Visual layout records
■ ■ ■ ■ ■

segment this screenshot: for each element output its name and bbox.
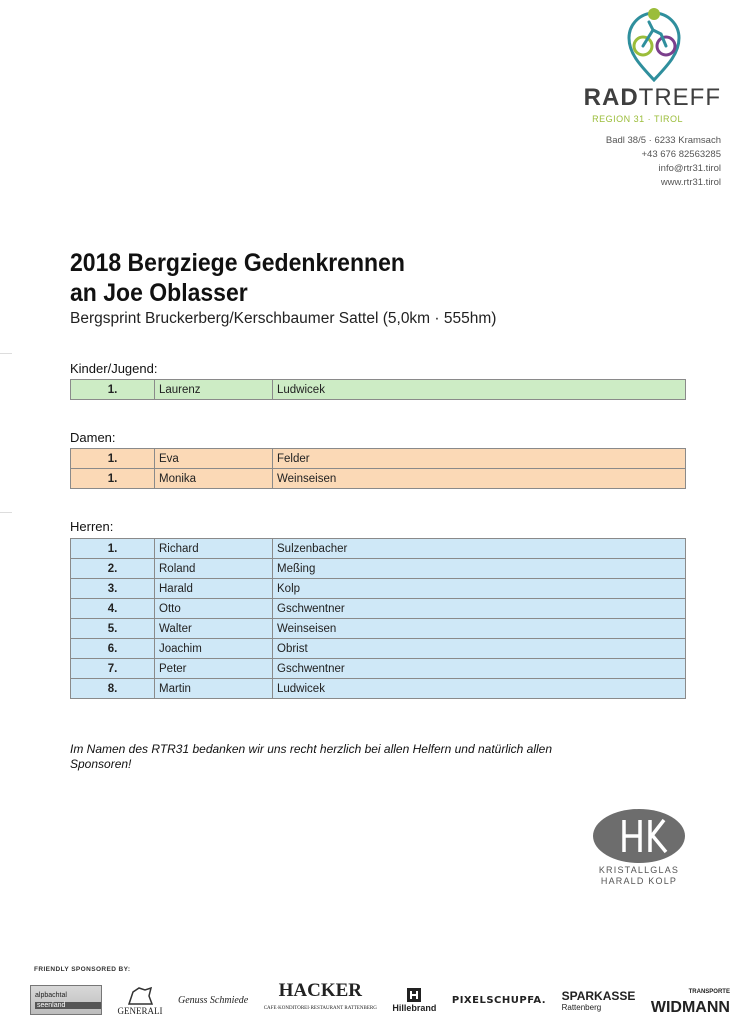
last-name-cell: Kolp <box>273 579 686 599</box>
rank-cell: 7. <box>71 659 155 679</box>
results-table-herren <box>70 538 686 699</box>
sponsor-strip <box>30 982 730 1018</box>
last-name-cell: Gschwentner <box>273 599 686 619</box>
last-name-cell: Ludwicek <box>273 380 686 400</box>
sponsor-hacker-logo <box>264 982 377 1018</box>
section-label-herren: Herren: <box>70 519 114 534</box>
table-row <box>71 679 686 699</box>
first-name-cell: Otto <box>155 599 273 619</box>
first-name-cell: Joachim <box>155 639 273 659</box>
sponsor-pixelschupfa-logo: PIXELSCHUPFA. <box>451 994 547 1006</box>
first-name-cell: Harald <box>155 579 273 599</box>
page-title <box>70 248 405 308</box>
thanks-text <box>70 742 650 772</box>
rank-cell: 2. <box>71 559 155 579</box>
sponsor-hillebrand-logo <box>392 987 436 1013</box>
rank-cell: 1. <box>71 449 155 469</box>
sponsor-sparkasse-name: SPARKASSE <box>561 988 636 1003</box>
brand-name <box>584 84 721 112</box>
last-name-cell: Weinseisen <box>273 619 686 639</box>
kristallglas-line-1: KRISTALLGLAS <box>598 865 680 875</box>
kristallglas-text <box>592 865 686 887</box>
table-row <box>71 659 686 679</box>
brand-name-light: TREFF <box>638 84 721 111</box>
sponsor-widmann-name: WIDMANN <box>650 999 730 1016</box>
section-label-kinder: Kinder/Jugend: <box>70 361 158 376</box>
address-line: Badl 38/5 · 6233 Kramsach <box>605 135 721 146</box>
page-mark <box>0 353 12 354</box>
sponsor-sparkasse-logo <box>562 989 636 1012</box>
brand-name-bold: RAD <box>583 84 639 111</box>
table-row <box>71 559 686 579</box>
section-label-damen: Damen: <box>70 430 116 445</box>
rank-cell: 1. <box>71 380 155 400</box>
radtreff-logo-icon <box>623 4 685 82</box>
first-name-cell: Martin <box>155 679 273 699</box>
sponsor-alpbachtal-top: alpbachtal <box>35 991 67 999</box>
table-row <box>71 469 686 489</box>
title-line-1: 2018 Bergziege Gedenkrennen <box>70 249 405 277</box>
sponsor-alpbachtal-bottom: seenland <box>35 1002 101 1009</box>
email-line: info@rtr31.tirol <box>658 163 721 174</box>
rank-cell: 4. <box>71 599 155 619</box>
first-name-cell: Eva <box>155 449 273 469</box>
kristallglas-line-2: HARALD KOLP <box>600 876 678 886</box>
last-name-cell: Obrist <box>273 639 686 659</box>
sponsor-sparkasse-town: Rattenberg <box>561 1002 602 1012</box>
brand-address <box>606 134 721 190</box>
brand-region: REGION 31 · TIROL <box>592 114 683 124</box>
table-row <box>71 599 686 619</box>
sponsor-hillebrand-name: Hillebrand <box>392 1003 437 1013</box>
last-name-cell: Meßing <box>273 559 686 579</box>
table-row <box>71 380 686 400</box>
sponsor-generali-name: GENERALI <box>117 1006 163 1016</box>
thanks-line-2: Sponsoren! <box>70 757 132 771</box>
last-name-cell: Felder <box>273 449 686 469</box>
phone-line: +43 676 82563285 <box>641 149 721 160</box>
results-table-damen <box>70 448 686 489</box>
first-name-cell: Walter <box>155 619 273 639</box>
last-name-cell: Ludwicek <box>273 679 686 699</box>
results-table-kinder <box>70 379 686 400</box>
rank-cell: 3. <box>71 579 155 599</box>
table-row <box>71 619 686 639</box>
page-subtitle: Bergsprint Bruckerberg/Kerschbaumer Sattel (5,0km · 555hm) <box>70 310 497 327</box>
lion-icon <box>125 984 155 1006</box>
last-name-cell: Weinseisen <box>273 469 686 489</box>
rank-cell: 6. <box>71 639 155 659</box>
table-row <box>71 539 686 559</box>
sponsor-genuss-logo: Genuss Schmiede <box>177 994 249 1006</box>
table-row <box>71 579 686 599</box>
last-name-cell: Gschwentner <box>273 659 686 679</box>
first-name-cell: Roland <box>155 559 273 579</box>
website-line: www.rtr31.tirol <box>660 177 721 188</box>
table-row <box>71 639 686 659</box>
sponsor-widmann-logo <box>651 984 730 1016</box>
sponsor-widmann-top: TRANSPORTE <box>688 989 730 995</box>
rank-cell: 5. <box>71 619 155 639</box>
rank-cell: 8. <box>71 679 155 699</box>
kristallglas-logo-icon <box>592 808 686 864</box>
first-name-cell: Monika <box>155 469 273 489</box>
rank-cell: 1. <box>71 539 155 559</box>
rank-cell: 1. <box>71 469 155 489</box>
sponsor-alpbachtal-logo <box>30 985 102 1015</box>
first-name-cell: Richard <box>155 539 273 559</box>
title-line-2: an Joe Oblasser <box>70 279 248 307</box>
sponsor-label: FRIENDLY SPONSORED BY: <box>34 966 131 973</box>
sponsor-hacker-name: HACKER <box>278 980 362 1001</box>
sponsor-hacker-tag: CAFE·KONDITOREI·RESTAURANT RATTENBERG <box>263 1006 377 1011</box>
page-mark <box>0 512 12 513</box>
first-name-cell: Laurenz <box>155 380 273 400</box>
last-name-cell: Sulzenbacher <box>273 539 686 559</box>
thanks-line-1: Im Namen des RTR31 bedanken wir uns recht herzlich bei allen Helfern und natürlich allen <box>70 742 553 756</box>
sponsor-generali-logo <box>117 984 162 1016</box>
first-name-cell: Peter <box>155 659 273 679</box>
hillebrand-h-icon <box>406 987 422 1003</box>
table-row <box>71 449 686 469</box>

■ ■ ■ ■ ■

◆ **Task to carry out**
Could you copy every entry above word for word, leaving out the pictures?

◆ **Full solution**
segment this screenshot: for each element output its name and bbox.
last-name-cell: Kolp <box>273 579 686 599</box>
rank-cell: 7. <box>71 659 155 679</box>
results-table-herren <box>70 538 686 699</box>
sponsor-strip <box>30 982 730 1018</box>
last-name-cell: Gschwentner <box>273 599 686 619</box>
last-name-cell: Ludwicek <box>273 380 686 400</box>
sponsor-hacker-logo <box>264 982 377 1018</box>
section-label-herren: Herren: <box>70 519 114 534</box>
table-row <box>71 679 686 699</box>
first-name-cell: Otto <box>155 599 273 619</box>
first-name-cell: Joachim <box>155 639 273 659</box>
sponsor-pixelschupfa-logo: PIXELSCHUPFA. <box>451 994 547 1006</box>
first-name-cell: Harald <box>155 579 273 599</box>
page-title <box>70 248 405 308</box>
thanks-text <box>70 742 650 772</box>
rank-cell: 2. <box>71 559 155 579</box>
sponsor-hillebrand-logo <box>392 987 436 1013</box>
rank-cell: 1. <box>71 449 155 469</box>
sponsor-sparkasse-name: SPARKASSE <box>561 988 636 1003</box>
brand-name <box>584 84 721 112</box>
last-name-cell: Weinseisen <box>273 619 686 639</box>
kristallglas-line-1: KRISTALLGLAS <box>598 865 680 875</box>
kristallglas-text <box>592 865 686 887</box>
table-row <box>71 659 686 679</box>
brand-name-light: TREFF <box>638 84 721 111</box>
sponsor-widmann-name: WIDMANN <box>650 999 730 1016</box>
section-label-kinder: Kinder/Jugend: <box>70 361 158 376</box>
address-line: Badl 38/5 · 6233 Kramsach <box>605 135 721 146</box>
page-mark <box>0 353 12 354</box>
sponsor-sparkasse-logo <box>562 989 636 1012</box>
brand-name-bold: RAD <box>583 84 639 111</box>
table-row <box>71 559 686 579</box>
section-label-damen: Damen: <box>70 430 116 445</box>
rank-cell: 1. <box>71 380 155 400</box>
radtreff-logo-icon <box>623 4 685 82</box>
first-name-cell: Martin <box>155 679 273 699</box>
sponsor-alpbachtal-top: alpbachtal <box>35 991 67 999</box>
table-row <box>71 469 686 489</box>
title-line-1: 2018 Bergziege Gedenkrennen <box>70 249 405 277</box>
sponsor-alpbachtal-bottom: seenland <box>35 1002 101 1009</box>
email-line: info@rtr31.tirol <box>658 163 721 174</box>
rank-cell: 4. <box>71 599 155 619</box>
first-name-cell: Eva <box>155 449 273 469</box>
kristallglas-line-2: HARALD KOLP <box>600 876 678 886</box>
last-name-cell: Obrist <box>273 639 686 659</box>
sponsor-sparkasse-town: Rattenberg <box>561 1002 602 1012</box>
brand-address <box>606 134 721 190</box>
brand-region: REGION 31 · TIROL <box>592 114 683 124</box>
table-row <box>71 599 686 619</box>
sponsor-hillebrand-name: Hillebrand <box>392 1003 437 1013</box>
last-name-cell: Meßing <box>273 559 686 579</box>
table-row <box>71 380 686 400</box>
sponsor-generali-name: GENERALI <box>117 1006 163 1016</box>
thanks-line-2: Sponsoren! <box>70 757 132 771</box>
last-name-cell: Felder <box>273 449 686 469</box>
phone-line: +43 676 82563285 <box>641 149 721 160</box>
results-table-damen <box>70 448 686 489</box>
first-name-cell: Walter <box>155 619 273 639</box>
last-name-cell: Ludwicek <box>273 679 686 699</box>
results-table-kinder <box>70 379 686 400</box>
rank-cell: 3. <box>71 579 155 599</box>
table-row <box>71 619 686 639</box>
page-subtitle: Bergsprint Bruckerberg/Kerschbaumer Sattel (5,0km · 555hm) <box>70 310 497 327</box>
lion-icon <box>125 984 155 1006</box>
last-name-cell: Weinseisen <box>273 469 686 489</box>
rank-cell: 6. <box>71 639 155 659</box>
table-row <box>71 539 686 559</box>
sponsor-genuss-logo: Genuss Schmiede <box>177 994 249 1006</box>
table-row <box>71 579 686 599</box>
last-name-cell: Gschwentner <box>273 659 686 679</box>
first-name-cell: Roland <box>155 559 273 579</box>
website-line: www.rtr31.tirol <box>660 177 721 188</box>
table-row <box>71 639 686 659</box>
sponsor-widmann-logo <box>651 984 730 1016</box>
sponsor-widmann-top: TRANSPORTE <box>688 989 730 995</box>
rank-cell: 5. <box>71 619 155 639</box>
rank-cell: 8. <box>71 679 155 699</box>
kristallglas-logo-icon <box>592 808 686 864</box>
first-name-cell: Monika <box>155 469 273 489</box>
rank-cell: 1. <box>71 539 155 559</box>
rank-cell: 1. <box>71 469 155 489</box>
sponsor-alpbachtal-logo <box>30 985 102 1015</box>
first-name-cell: Richard <box>155 539 273 559</box>
title-line-2: an Joe Oblasser <box>70 279 248 307</box>
sponsor-label: FRIENDLY SPONSORED BY: <box>34 966 131 973</box>
sponsor-hacker-name: HACKER <box>278 980 362 1001</box>
sponsor-hacker-tag: CAFE·KONDITOREI·RESTAURANT RATTENBERG <box>263 1006 377 1011</box>
page-mark <box>0 512 12 513</box>
first-name-cell: Laurenz <box>155 380 273 400</box>
last-name-cell: Sulzenbacher <box>273 539 686 559</box>
thanks-line-1: Im Namen des RTR31 bedanken wir uns recht herzlich bei allen Helfern und natürlich allen <box>70 742 553 756</box>
sponsor-generali-logo <box>117 984 162 1016</box>
first-name-cell: Peter <box>155 659 273 679</box>
hillebrand-h-icon <box>406 987 422 1003</box>
table-row <box>71 449 686 469</box>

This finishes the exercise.